**Records for this exercise**:

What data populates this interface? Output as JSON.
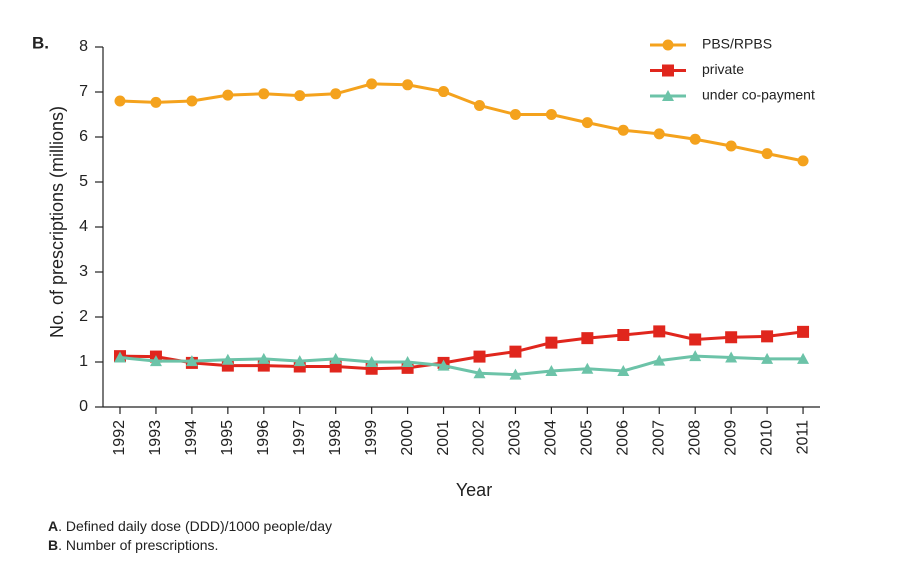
{
  "chart_data": {
    "type": "line",
    "panel_label": "B.",
    "y_label": "No. of prescriptions (millions)",
    "x_label": "Year",
    "categories": [
      "1992",
      "1993",
      "1994",
      "1995",
      "1996",
      "1997",
      "1998",
      "1999",
      "2000",
      "2001",
      "2002",
      "2003",
      "2004",
      "2005",
      "2006",
      "2007",
      "2008",
      "2009",
      "2010",
      "2011"
    ],
    "ylim": [
      0,
      8
    ],
    "yticks": [
      0,
      1,
      2,
      3,
      4,
      5,
      6,
      7,
      8
    ],
    "series": [
      {
        "name": "PBS/RPBS",
        "color": "#f4a21d",
        "marker": "circle",
        "values": [
          6.8,
          6.77,
          6.8,
          6.93,
          6.96,
          6.92,
          6.96,
          7.18,
          7.16,
          7.01,
          6.7,
          6.5,
          6.5,
          6.32,
          6.15,
          6.07,
          5.95,
          5.8,
          5.63,
          5.47
        ]
      },
      {
        "name": "private",
        "color": "#e0261d",
        "marker": "square",
        "values": [
          1.13,
          1.12,
          0.98,
          0.92,
          0.92,
          0.9,
          0.9,
          0.85,
          0.87,
          0.98,
          1.12,
          1.23,
          1.43,
          1.53,
          1.6,
          1.68,
          1.5,
          1.55,
          1.57,
          1.67
        ]
      },
      {
        "name": "under co-payment",
        "color": "#6cc3a8",
        "marker": "triangle",
        "values": [
          1.1,
          1.02,
          1.02,
          1.05,
          1.07,
          1.02,
          1.07,
          1.0,
          1.0,
          0.92,
          0.75,
          0.72,
          0.8,
          0.85,
          0.8,
          1.03,
          1.13,
          1.1,
          1.07,
          1.07
        ]
      }
    ],
    "notes": [
      {
        "label": "A",
        "text": ". Defined daily dose (DDD)/1000 people/day"
      },
      {
        "label": "B",
        "text": ". Number of prescriptions."
      }
    ]
  }
}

**Work to complete**:
Output an exact copy of the material, with the pictures removed.

**Answer to the problem**:
What data populates this interface? Output as JSON.
{
  "chart_data": {
    "type": "line",
    "panel_label": "B.",
    "y_label": "No. of prescriptions (millions)",
    "x_label": "Year",
    "categories": [
      "1992",
      "1993",
      "1994",
      "1995",
      "1996",
      "1997",
      "1998",
      "1999",
      "2000",
      "2001",
      "2002",
      "2003",
      "2004",
      "2005",
      "2006",
      "2007",
      "2008",
      "2009",
      "2010",
      "2011"
    ],
    "ylim": [
      0,
      8
    ],
    "yticks": [
      0,
      1,
      2,
      3,
      4,
      5,
      6,
      7,
      8
    ],
    "series": [
      {
        "name": "PBS/RPBS",
        "color": "#f4a21d",
        "marker": "circle",
        "values": [
          6.8,
          6.77,
          6.8,
          6.93,
          6.96,
          6.92,
          6.96,
          7.18,
          7.16,
          7.01,
          6.7,
          6.5,
          6.5,
          6.32,
          6.15,
          6.07,
          5.95,
          5.8,
          5.63,
          5.47
        ]
      },
      {
        "name": "private",
        "color": "#e0261d",
        "marker": "square",
        "values": [
          1.13,
          1.12,
          0.98,
          0.92,
          0.92,
          0.9,
          0.9,
          0.85,
          0.87,
          0.98,
          1.12,
          1.23,
          1.43,
          1.53,
          1.6,
          1.68,
          1.5,
          1.55,
          1.57,
          1.67
        ]
      },
      {
        "name": "under co-payment",
        "color": "#6cc3a8",
        "marker": "triangle",
        "values": [
          1.1,
          1.02,
          1.02,
          1.05,
          1.07,
          1.02,
          1.07,
          1.0,
          1.0,
          0.92,
          0.75,
          0.72,
          0.8,
          0.85,
          0.8,
          1.03,
          1.13,
          1.1,
          1.07,
          1.07
        ]
      }
    ],
    "notes": [
      {
        "label": "A",
        "text": ". Defined daily dose (DDD)/1000 people/day"
      },
      {
        "label": "B",
        "text": ". Number of prescriptions."
      }
    ]
  }
}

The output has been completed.